→ **WHAT THE EXERCISE ASKS**
Find all lines in the records that include the word "HENRY", and copy them out.

→ **INPUT ROWS**
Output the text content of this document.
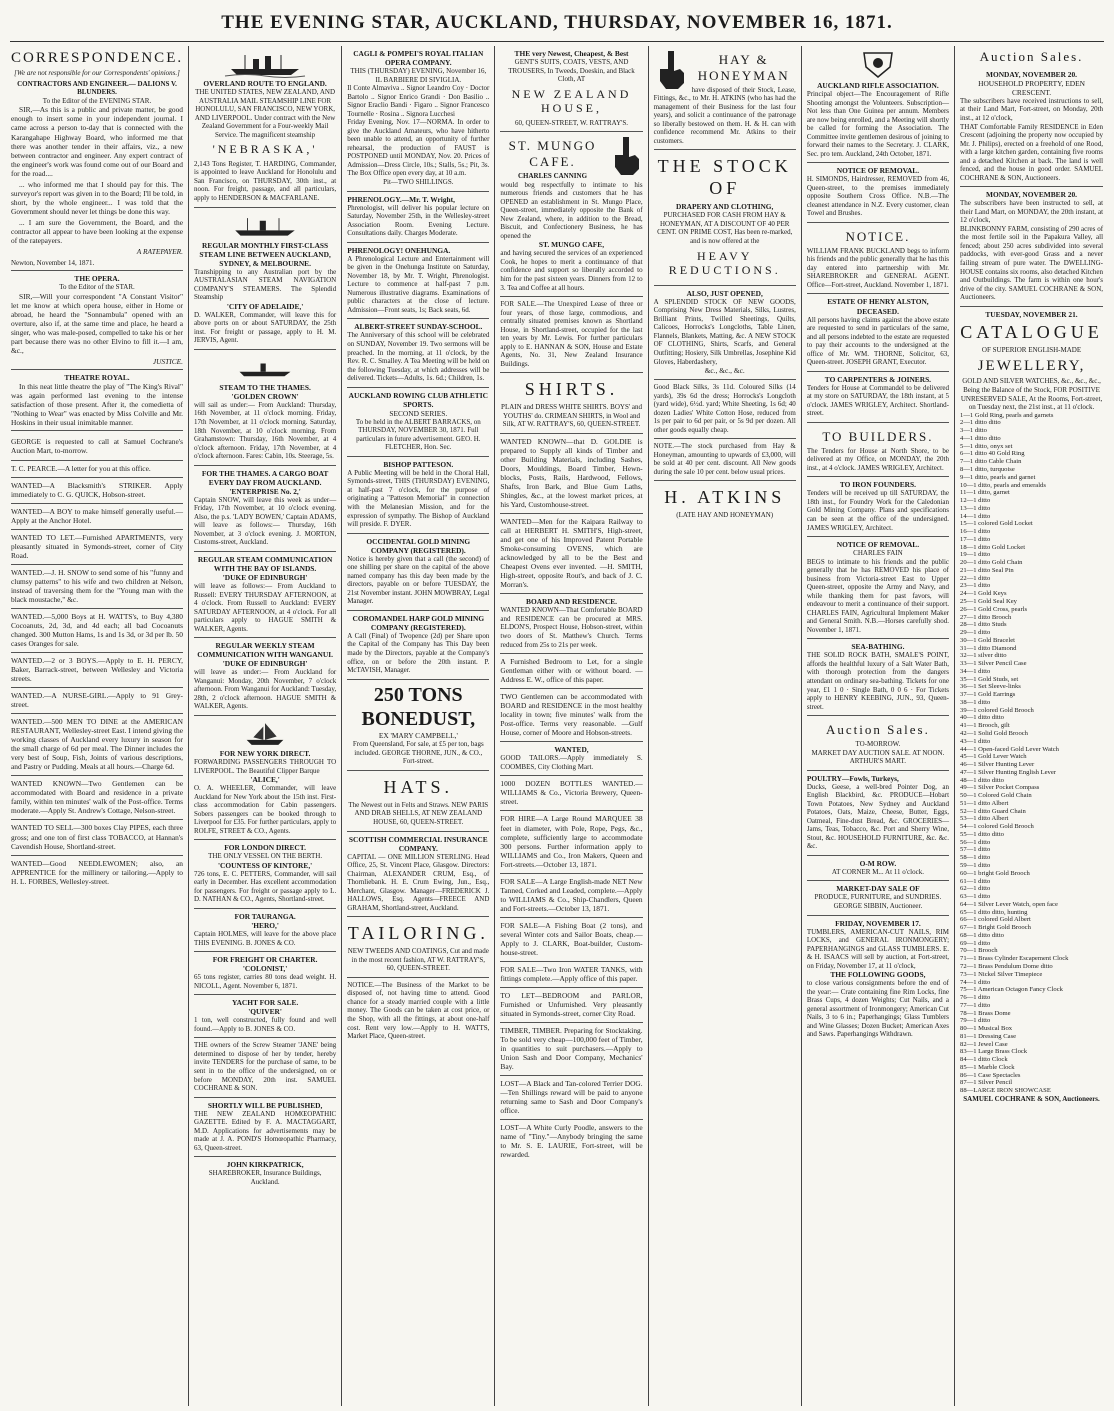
THE EVENING STAR, AUCKLAND, THURSDAY, NOVEMBER 16, 1871.
CORRESPONDENCE.
[We are not responsible for our Correspondents' opinions.]
CONTRACTORS AND ENGINEER.— DALIONS V. BLUNDERS.
To the Editor of the EVENING STAR.
SIR,—As this is a public and private matter, be good enough to insert some in your independent journal. I came across a person to-day that is connected with the Karangahape Highway Board, who informed me that there was another tender in their affairs, viz., a new between contractor and engineer. Any expert contract of the engineer's work was found come out of our Board and for the road....
... who informed me that I should pay for this. The surveyor's report was given in to the Board; I'll be told, in short, by the whole engineer... I was told that the Government should never let things be done this way.
... I am sure the Government, the Board, and the contractor all appear to have been looking at the expense of the ratepayers.
A RATEPAYER.
Newton, November 14, 1871.
THE OPERA.
To the Editor of the STAR.
SIR,—Will your correspondent "A Constant Visitor" let me know at which opera house, either in Home or abroad, he heard the "Sonnambula" opened with an overture, also if, at the same time and place, he heard a singer, who was male-posed, compelled to take his or her part because there was no other Elvino to fill it.—I am, &c.,
JUSTICE.
THEATRE ROYAL.
In this neat little theatre the play of "The King's Rival" was again performed last evening to the intense satisfaction of those present. After it, the comedietta of "Nothing to Wear" was enacted by Miss Colville and Mr. Hoskins in their usual inimitable manner.
GEORGE is requested to call at Samuel Cochrane's Auction Mart, to-morrow.
T. C. PEARCE.—A letter for you at this office.
WANTED—A Blacksmith's STRIKER. Apply immediately to C. G. QUICK, Hobson-street.
WANTED—A BOY to make himself generally useful.—Apply at the Anchor Hotel.
WANTED TO LET.—Furnished APARTMENTS, very pleasantly situated in Symonds-street, corner of City Road.
WANTED.—J. H. SNOW to send some of his "funny and clumsy patterns" to his wife and two children at Nelson, instead of traversing them for the "Young man with the black moustache," &c.
WANTED.—5,000 Boys at H. WATTS's, to Buy 4,380 Cocoanuts, 2d, 3d, and 4d each; all bad Cocoanuts changed. 300 Mutton Hams, 1s and 1s 3d, or 3d per lb. 50 cases Oranges for sale.
WANTED.—2 or 3 BOYS.—Apply to E. H. PERCY, Baker, Barrack-street, between Wellesley and Victoria streets.
WANTED.—A NURSE-GIRL.—Apply to 91 Grey-street.
WANTED.—500 MEN TO DINE at the AMERICAN RESTAURANT, Wellesley-street East. I intend giving the working classes of Auckland every luxury in season for the small charge of 6d per meal. The Dinner includes the very best of Soup, Fish, Joints of various descriptions, and Pastry or Pudding. Meals at all hours.—Charge 6d.
WANTED KNOWN—Two Gentlemen can be accommodated with Board and residence in a private family, within ten minutes' walk of the Post-office. Terms moderate.—Apply St. Andrew's Cottage, Nelson-street.
WANTED TO SELL—300 boxes Clay PIPES, each three gross; and one ton of first class TOBACCO, at Hannan's Cavendish House, Shortland-street.
WANTED—Good NEEDLEWOMEN; also, an APPRENTICE for the millinery or tailoring.—Apply to H. L. FORBES, Wellesley-street.
OVERLAND ROUTE TO ENGLAND.
THE UNITED STATES, NEW ZEALAND, AND AUSTRALIA MAIL STEAMSHIP LINE FOR HONOLULU, SAN FRANCISCO, NEW YORK, AND LIVERPOOL. Under contract with the New Zealand Government for a Four-weekly Mail Service. The magnificent steamship
'NEBRASKA,'
2,143 Tons Register, T. HARDING, Commander, is appointed to leave Auckland for Honolulu and San Francisco, on THURSDAY, 30th inst., at noon. For freight, passage, and all particulars, apply to HENDERSON & MACFARLANE.
REGULAR MONTHLY FIRST-CLASS STEAM LINE BETWEEN AUCKLAND, SYDNEY, & MELBOURNE.
Transhipping to any Australian port by the AUSTRALASIAN STEAM NAVIGATION COMPANY'S STEAMERS. The Splendid Steamship
'CITY OF ADELAIDE,'
D. WALKER, Commander, will leave this for above ports on or about SATURDAY, the 25th inst. For freight or passage, apply to H. M. JERVIS, Agent.
STEAM TO THE THAMES.
'GOLDEN CROWN'
will sail as under:— From Auckland: Thursday, 16th November, at 11 o'clock morning. Friday, 17th November, at 11 o'clock morning. Saturday, 18th November, at 10 o'clock morning. From Grahamstown: Thursday, 16th November, at 4 o'clock afternoon. Friday, 17th November, at 4 o'clock afternoon. Fares: Cabin, 10s. Steerage, 5s.
FOR THE THAMES. A CARGO BOAT EVERY DAY FROM AUCKLAND.
'ENTERPRISE No. 2,'
Captain SNOW, will leave this week as under— Friday, 17th November, at 10 o'clock evening. Also, the p.s. 'LADY BOWEN,' Captain ADAMS, will leave as follows:— Thursday, 16th November, at 3 o'clock evening. J. MORTON, Customs-street, Auckland.
REGULAR STEAM COMMUNICATION WITH THE BAY OF ISLANDS.
'DUKE OF EDINBURGH'
will leave as follows:— From Auckland to Russell: EVERY THURSDAY AFTERNOON, at 4 o'clock. From Russell to Auckland: EVERY SATURDAY AFTERNOON, at 4 o'clock. For all particulars apply to HAGUE SMITH & WALKER, Agents.
REGULAR WEEKLY STEAM COMMUNICATION WITH WANGANUI.
'DUKE OF EDINBURGH'
will leave as under:— From Auckland for Wanganui: Monday, 20th November, 7 o'clock afternoon. From Wanganui for Auckland: Tuesday, 28th, 2 o'clock afternoon. HAGUE SMITH & WALKER, Agents.
FOR NEW YORK DIRECT.
FORWARDING PASSENGERS THROUGH TO LIVERPOOL. The Beautiful Clipper Barque
'ALICE,'
O. A. WHEELER, Commander, will leave Auckland for New York about the 15th inst. First-class accommodation for Cabin passengers. Sobers passengers can be booked through to Liverpool for £35. For further particulars, apply to ROLFE, STREET & CO., Agents.
FOR LONDON DIRECT.
THE ONLY VESSEL ON THE BERTH.
'COUNTESS OF KINTORE,'
726 tons, E. C. PETTERS, Commander, will sail early in December. Has excellent accommodation for passengers. For freight or passage apply to L. D. NATHAN & CO., Agents, Shortland-street.
FOR TAURANGA.
'HERO,'
Captain HOLMES, will leave for the above place THIS EVENING. B. JONES & CO.
FOR FREIGHT OR CHARTER.
'COLONIST,'
65 tons register, carries 80 tons dead weight. H. NICOLL, Agent. November 6, 1871.
YACHT FOR SALE.
'QUIVER'
1 ton, well constructed, fully found and well found.—Apply to B. JONES & CO.
THE owners of the Screw Steamer 'JANE' being determined to dispose of her by tender, hereby invite TENDERS for the purchase of same, to be sent in to the office of the undersigned, on or before MONDAY, 20th inst. SAMUEL COCHRANE & SON.
SHORTLY WILL BE PUBLISHED,
THE NEW ZEALAND HOMŒOPATHIC GAZETTE. Edited by F. A. MACTAGGART, M.D. Applications for advertisements may be made at J. A. POND'S Homœopathic Pharmacy, 63, Queen-street.
JOHN KIRKPATRICK,
SHAREBROKER, Insurance Buildings, Auckland.
CAGLI & POMPEI'S ROYAL ITALIAN OPERA COMPANY.
THIS (THURSDAY) EVENING, November 16, IL BARBIERE DI SIVIGLIA.
Il Conte Almaviva .. Signor Leandro Coy · Doctor Bartolo .. Signor Enrico Grandi · Don Basilio .. Signor Eraclio Bandi · Figaro .. Signor Francesco Tournelle · Rosina .. Signora Lucchesi
Friday Evening, Nov. 17—NORMA. In order to give the Auckland Amateurs, who have hitherto been unable to attend, an opportunity of further rehearsal, the production of FAUST is POSTPONED until MONDAY, Nov. 20. Prices of Admission—Dress Circle, 10s.; Stalls, 5s.; Pit, 3s. The Box Office open every day, at 10 a.m.
Pit—TWO SHILLINGS.
PHRENOLOGY.—Mr. T. Wright,
Phrenologist, will deliver his popular lecture on Saturday, November 25th, in the Wellesley-street Association Room. Evening Lecture. Consultations daily. Charges Moderate.
PHRENOLOGY! ONEHUNGA.
A Phrenological Lecture and Entertainment will be given in the Onehunga Institute on Saturday, November 18, by Mr. T. Wright, Phrenologist. Lecture to commence at half-past 7 p.m. Numerous illustrative diagrams. Examinations of public characters at the close of lecture. Admission—Front seats, 1s; Back seats, 6d.
ALBERT-STREET SUNDAY-SCHOOL.
The Anniversary of this school will be celebrated on SUNDAY, November 19. Two sermons will be preached. In the morning, at 11 o'clock, by the Rev. R. C. Smalley. A Tea Meeting will be held on the following Tuesday, at which addresses will be delivered. Tickets—Adults, 1s. 6d.; Children, 1s.
AUCKLAND ROWING CLUB ATHLETIC SPORTS.
SECOND SERIES.
To be held in the ALBERT BARRACKS, on THURSDAY, NOVEMBER 30, 1871. Full particulars in future advertisement. GEO. H. FLETCHER, Hon. Sec.
BISHOP PATTESON.
A Public Meeting will be held in the Choral Hall, Symonds-street, THIS (THURSDAY) EVENING, at half-past 7 o'clock, for the purpose of originating a "Patteson Memorial" in connection with the Melanesian Mission, and for the expression of sympathy. The Bishop of Auckland will preside. F. DYER.
OCCIDENTAL GOLD MINING COMPANY (REGISTERED).
Notice is hereby given that a call (the second) of one shilling per share on the capital of the above named company has this day been made by the directors, payable on or before TUESDAY, the 21st November instant. JOHN MOWBRAY, Legal Manager.
COROMANDEL HARP GOLD MINING COMPANY (REGISTERED).
A Call (Final) of Twopence (2d) per Share upon the Capital of the Company has This Day been made by the Directors, payable at the Company's office, on or before the 20th instant. P. McTAVISH, Manager.
250 TONS BONEDUST,
EX 'MARY CAMPBELL,'
From Queensland, For sale, at £5 per ton, bags included. GEORGE THORNE, JUN., & CO., Fort-street.
HATS.
The Newest out in Felts and Straws. NEW PARIS AND DRAB SHELLS, AT NEW ZEALAND HOUSE, 60, QUEEN-STREET.
SCOTTISH COMMERCIAL INSURANCE COMPANY.
CAPITAL — ONE MILLION STERLING. Head Office, 25, St. Vincent Place, Glasgow. Directors: Chairman, ALEXANDER CRUM, Esq., of Thornliebank. H. E. Crum Ewing, Jun., Esq., Merchant, Glasgow. Manager—FREDERICK J. HALLOWS, Esq. Agents—FREECE AND GRAHAM, Shortland-street, Auckland.
TAILORING.
NEW TWEEDS AND COATINGS, Cut and made in the most recent fashion, AT W. RATTRAY'S, 60, QUEEN-STREET.
NOTICE.—The Business of the Market to be disposed of, not having time to attend. Good chance for a steady married couple with a little money. The Goods can be taken at cost price, or the Shop, with all the fittings, at about one-half cost. Rent very low.—Apply to H. WATTS, Market Place, Queen-street.
THE very Newest, Cheapest, & Best
GENT'S SUITS, COATS, VESTS, AND TROUSERS, In Tweeds, Doeskin, and Black Cloth, AT
NEW ZEALAND HOUSE,
60, QUEEN-STREET, W. RATTRAY'S.
ST. MUNGO CAFE.
CHARLES CANNING
would beg respectfully to intimate to his numerous friends and customers that he has OPENED an establishment in St. Mungo Place, Queen-street, immediately opposite the Bank of New Zealand, where, in addition to the Bread, Biscuit, and Confectionery Business, he has opened the
ST. MUNGO CAFE,
and having secured the services of an experienced Cook, he hopes to merit a continuance of that confidence and support so liberally accorded to him for the past sixteen years. Dinners from 12 to 3. Tea and Coffee at all hours.
FOR SALE.—The Unexpired Lease of three or four years, of those large, commodious, and centrally situated premises known as Shortland House, in Shortland-street, occupied for the last ten years by Mr. Lewis. For further particulars apply to E. HANNAN & SON, House and Estate Agents, No. 31, New Zealand Insurance Buildings.
SHIRTS.
PLAIN and DRESS WHITE SHIRTS. BOYS' and YOUTHS' do. CRIMEAN SHIRTS, in Wool and Silk, AT W. RATTRAY'S, 60, QUEEN-STREET.
WANTED KNOWN—that D. GOLDIE is prepared to Supply all kinds of Timber and other Building Materials, including Sashes, Doors, Mouldings, Board Timber, Hewn-blocks, Posts, Rails, Hardwood, Fellows, Shafts, Iron Bark, and Blue Gum Laths, Shingles, &c., at the lowest market prices, at his Yard, Customhouse-street.
WANTED—Men for the Kaipara Railway to call at HERBERT H. SMITH'S, High-street, and get one of his Improved Patent Portable Smoke-consuming OVENS, which are acknowledged by all to be the Best and Cheapest Ovens ever invented. —H. SMITH, High-street, opposite Rout's, and back of J. C. Morran's.
BOARD AND RESIDENCE.
WANTED KNOWN—That Comfortable BOARD and RESIDENCE can be procured at MRS. ELDON'S, Prospect House, Hobson-street, within two doors of St. Matthew's Church. Terms reduced from 25s to 21s per week.
A Furnished Bedroom to Let, for a single Gentleman either with or without board. —Address E. W., office of this paper.
TWO Gentlemen can be accommodated with BOARD and RESIDENCE in the most healthy locality in town; five minutes' walk from the Post-office. Terms very reasonable. —Gulf House, corner of Moore and Hobson-streets.
WANTED,
GOOD TAILORS.—Apply immediately S. COOMBES, City Clothing Mart.
1000 DOZEN BOTTLES WANTED.—WILLIAMS & Co., Victoria Brewery, Queen-street.
FOR HIRE—A Large Round MARQUEE 38 feet in diameter, with Pole, Rope, Pegs, &c., complete, sufficiently large to accommodate 300 persons. Further information apply to WILLIAMS and Co., Iron Makers, Queen and Fort-streets.—October 13, 1871.
FOR SALE—A Large English-made NET New Tanned, Corked and Leaded, complete.—Apply to WILLIAMS & Co., Ship-Chandlers, Queen and Fort-streets.—October 13, 1871.
FOR SALE—A Fishing Boat (2 tons), and several Winter cots and Sailor Boats, cheap.—Apply to J. CLARK, Boat-builder, Custom-house-street.
FOR SALE—Two Iron WATER TANKS, with fittings complete.—Apply office of this paper.
TO LET—BEDROOM and PARLOR, Furnished or Unfurnished. Very pleasantly situated in Symonds-street, corner City Road.
TIMBER, TIMBER. Preparing for Stocktaking. To be sold very cheap—100,000 feet of Timber, in quantities to suit purchasers.—Apply to Union Sash and Door Company, Mechanics' Bay.
LOST—A Black and Tan-colored Terrier DOG.—Ten Shillings reward will be paid to anyone returning same to Sash and Door Company's office.
LOST—A White Curly Poodle, answers to the name of "Tiny."—Anybody bringing the same to Mr. S. E. LAURIE, Fort-street, will be rewarded.
HAY & HONEYMAN
have disposed of their Stock, Lease, Fittings, &c., to Mr. H. ATKINS (who has had the management of their Business for the last four years), and solicit a continuance of the patronage so liberally bestowed on them. H. & H. can with confidence recommend Mr. Atkins to their customers.
THE STOCK OF
DRAPERY AND CLOTHING,
PURCHASED FOR CASH FROM HAY & HONEYMAN, AT A DISCOUNT OF 40 PER CENT. ON PRIME COST, Has been re-marked, and is now offered at the
HEAVY REDUCTIONS.
ALSO, JUST OPENED,
A SPLENDID STOCK OF NEW GOODS, Comprising New Dress Materials, Silks, Lustres, Brilliant Prints, Twilled Sheetings, Quilts, Calicoes, Horrocks's Longcloths, Table Linen, Flannels, Blankets, Matting, &c. A NEW STOCK OF CLOTHING, Shirts, Scarfs, and General Outfitting; Hosiery, Silk Umbrellas, Josephine Kid Gloves, Haberdashery,
&c., &c., &c.
Good Black Silks, 3s 11d. Coloured Silks (14 yards), 39s 6d the dress; Horrocks's Longcloth (yard wide), 6½d. yard; White Sheeting, 1s 6d; 40 dozen Ladies' White Cotton Hose, reduced from 1s per pair to 6d per pair, or 5s 9d per dozen. All other goods equally cheap.
NOTE.—The stock purchased from Hay & Honeyman, amounting to upwards of £3,000, will be sold at 40 per cent. discount. All New goods during the sale 10 per cent. below usual prices.
H. ATKINS
(LATE HAY AND HONEYMAN)
AUCKLAND RIFLE ASSOCIATION.
Principal object—The Encouragement of Rifle Shooting amongst the Volunteers. Subscription—Not less than One Guinea per annum. Members are now being enrolled, and a Meeting will shortly be called for forming the Association. The Committee invite gentlemen desirous of joining to forward their names to the Secretary. J. CLARK, Sec. pro tem. Auckland, 24th October, 1871.
NOTICE OF REMOVAL.
H. SIMONDS, Hairdresser, REMOVED from 46, Queen-street, to the premises immediately opposite Southern Cross Office. N.B.—The cleanest attendance in N.Z. Every customer, clean Towel and Brushes.
NOTICE.
WILLIAM FRANK BUCKLAND begs to inform his friends and the public generally that he has this day entered into partnership with Mr. SHAREBROKER and GENERAL AGENT. Office—Fort-street, Auckland. November 1, 1871.
ESTATE OF HENRY ALSTON, DECEASED.
All persons having claims against the above estate are requested to send in particulars of the same, and all persons indebted to the estate are requested to pay their accounts to the undersigned at the office of Mr. WM. THORNE, Solicitor, 63, Queen-street. JOSEPH GRANT, Executor.
TO CARPENTERS & JOINERS.
Tenders for House at Cornmandel to be delivered at my store on SATURDAY, the 18th instant, at 5 o'clock. JAMES WRIGLEY, Architect. Shortland-street.
TO BUILDERS.
The Tenders for House at North Shore, to be delivered at my Office, on MONDAY, the 20th inst., at 4 o'clock. JAMES WRIGLEY, Architect.
TO IRON FOUNDERS.
Tenders will be received up till SATURDAY, the 18th inst., for Foundry Work for the Caledonian Gold Mining Company. Plans and specifications can be seen at the office of the undersigned. JAMES WRIGLEY, Architect.
NOTICE OF REMOVAL.
CHARLES FAIN
BEGS to intimate to his friends and the public generally that he has REMOVED his place of business from Victoria-street East to Upper Queen-street, opposite the Army and Navy, and while thanking them for past favors, will endeavour to merit a continuance of their support. CHARLES FAIN, Agricultural Implement Maker and General Smith. N.B.—Horses carefully shod. November 1, 1871.
SEA-BATHING.
THE SOLID ROCK BATH, SMALE'S POINT, affords the healthful luxury of a Salt Water Bath, with thorough protection from the dangers attendant on ordinary sea-bathing. Tickets for one year, £1 1 0 · Single Bath, 0 0 6 · For Tickets apply to HENRY KEEBING, JUN., 93, Queen-street.
Auction Sales.
TO-MORROW.
MARKET DAY AUCTION SALE. AT NOON. ARTHUR'S MART.
POULTRY—Fowls, Turkeys,
Ducks, Geese, a well-bred Pointer Dog, an English Blackbird, &c. PRODUCE—Hobart Town Potatoes, New Sydney and Auckland Potatoes, Oats, Maize, Cheese, Butter, Eggs, Oatmeal, Fine-dust Bread, &c. GROCERIES—Jams, Teas, Tobacco, &c. Port and Sherry Wine, Stout, &c. HOUSEHOLD FURNITURE, &c. &c. &c.
O-M ROW.
AT CORNER M... At 11 o'clock.
MARKET-DAY SALE OF
PRODUCE, FURNITURE, and SUNDRIES. GEORGE SIBBIN, Auctioneer.
FRIDAY, NOVEMBER 17.
TUMBLERS, AMERICAN-CUT NAILS, RIM LOCKS, and GENERAL IRONMONGERY; PAPERHANGINGS and GLASS TUMBLERS. E. & H. ISAACS will sell by auction, at Fort-street, on Friday, November 17, at 11 o'clock,
THE FOLLOWING GOODS,
to close various consignments before the end of the year:— Crate containing fine Rim Locks, fine Brass Cups, 4 dozen Weights; Cut Nails, and a general assortment of Ironmongery; American Cut Nails, 3 to 6 in.; Paperhangings; Glass Tumblers and Wine Glasses; Dozen Bucket; American Axes and Saws. Paperhangings Withdrawn.
Auction Sales.
MONDAY, NOVEMBER 20.
HOUSEHOLD PROPERTY, EDEN CRESCENT.
The subscribers have received instructions to sell, at their Land Mart, Fort-street, on Monday, 20th inst., at 12 o'clock,
THAT Comfortable Family RESIDENCE in Eden Crescent (adjoining the property now occupied by Mr. J. Philips), erected on a freehold of one Rood, with a large kitchen garden, containing five rooms and a detached Kitchen at back. The land is well fenced, and the house in good order. SAMUEL COCHRANE & SON, Auctioneers.
MONDAY, NOVEMBER 20.
The subscribers have been instructed to sell, at their Land Mart, on MONDAY, the 20th instant, at 12 o'clock,
BLINKBONNY FARM, consisting of 290 acres of the most fertile soil in the Papakura Valley, all fenced; about 250 acres subdivided into several paddocks, with ever-good Grass and a never failing stream of pure water. The DWELLING-HOUSE contains six rooms, also detached Kitchen and Outbuildings. The farm is within one hour's drive of the city. SAMUEL COCHRANE & SON, Auctioneers.
TUESDAY, NOVEMBER 21.
CATALOGUE
OF SUPERIOR ENGLISH-MADE
JEWELLERY,
GOLD AND SILVER WATCHES, &c., &c., &c.,
Being the Balance of the Stock, FOR POSITIVE UNRESERVED SALE, At the Rooms, Fort-street, on Tuesday next, the 21st inst., at 11 o'clock.
1—1 Gold Ring, pearls and garnets
2—1 ditto ditto
3—1 ditto
4—1 ditto ditto
5—1 ditto, onyx set
6—1 ditto 40 Gold Ring
7—1 ditto Cable Chain
8—1 ditto, turquoise
9—1 ditto, pearls and garnet
10—1 ditto, pearls and emeralds
11—1 ditto, garnet
12—1 ditto
13—1 ditto
14—1 ditto
15—1 colored Gold Locket
16—1 ditto
17—1 ditto
18—1 ditto Gold Locket
19—1 ditto
20—1 ditto Gold Chain
21—1 ditto Seal Pin
22—1 ditto
23—1 ditto
24—1 Gold Keys
25—1 Gold Seal Key
26—1 Gold Cross, pearls
27—1 ditto Brooch
28—1 ditto Studs
29—1 ditto
30—1 Gold Bracelet
31—1 ditto Diamond
32—1 silver ditto
33—1 Silver Pencil Case
34—1 ditto
35—1 Gold Studs, set
36—1 Set Sleeve-links
37—1 Gold Earrings
38—1 ditto
39—1 colored Gold Brooch
40—1 ditto ditto
41—1 Brooch, gilt
42—1 Solid Gold Brooch
43—1 ditto
44—1 Open-faced Gold Lever Watch
45—1 Gold Lever Watch
46—1 Silver Hunting Lever
47—1 Silver Hunting English Lever
48—1 ditto ditto
49—1 Silver Pocket Compass
50—1 Colored Gold Chain
51—1 ditto Albert
52—1 ditto Guard Chain
53—1 ditto Albert
54—1 colored Gold Brooch
55—1 ditto ditto
56—1 ditto
57—1 ditto
58—1 ditto
59—1 ditto
60—1 bright Gold Brooch
61—1 ditto
62—1 ditto
63—1 ditto
64—1 Silver Lever Watch, open face
65—1 ditto ditto, hunting
66—1 colored Gold Albert
67—1 Bright Gold Brooch
68—1 ditto ditto
69—1 ditto
70—1 Brooch
71—1 Brass Cylinder Escapement Clock
72—1 Brass Pendulum Dome ditto
73—1 Nickel Silver Timepiece
74—1 ditto
75—1 American Octagon Fancy Clock
76—1 ditto
77—1 ditto
78—1 Brass Dome
79—1 ditto
80—1 Musical Box
81—1 Dressing Case
82—1 Jewel Case
83—1 Large Brass Clock
84—1 ditto Clock
85—1 Marble Clock
86—1 Case Spectacles
87—1 Silver Pencil
88—LARGE IRON SHOWCASE
SAMUEL COCHRANE & SON, Auctioneers.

→ **PROBLEM SOLUTION**
ESTATE OF HENRY ALSTON, DECEASED.
THE SOLID ROCK BATH, SMALE'S POINT, affords the healthful luxury of a Salt Water Bath, with thorough protection from the dangers attendant on ordinary sea-bathing. Tickets for one year, £1 1 0 · Single Bath, 0 0 6 · For Tickets apply to HENRY KEEBING, JUN., 93, Queen-street.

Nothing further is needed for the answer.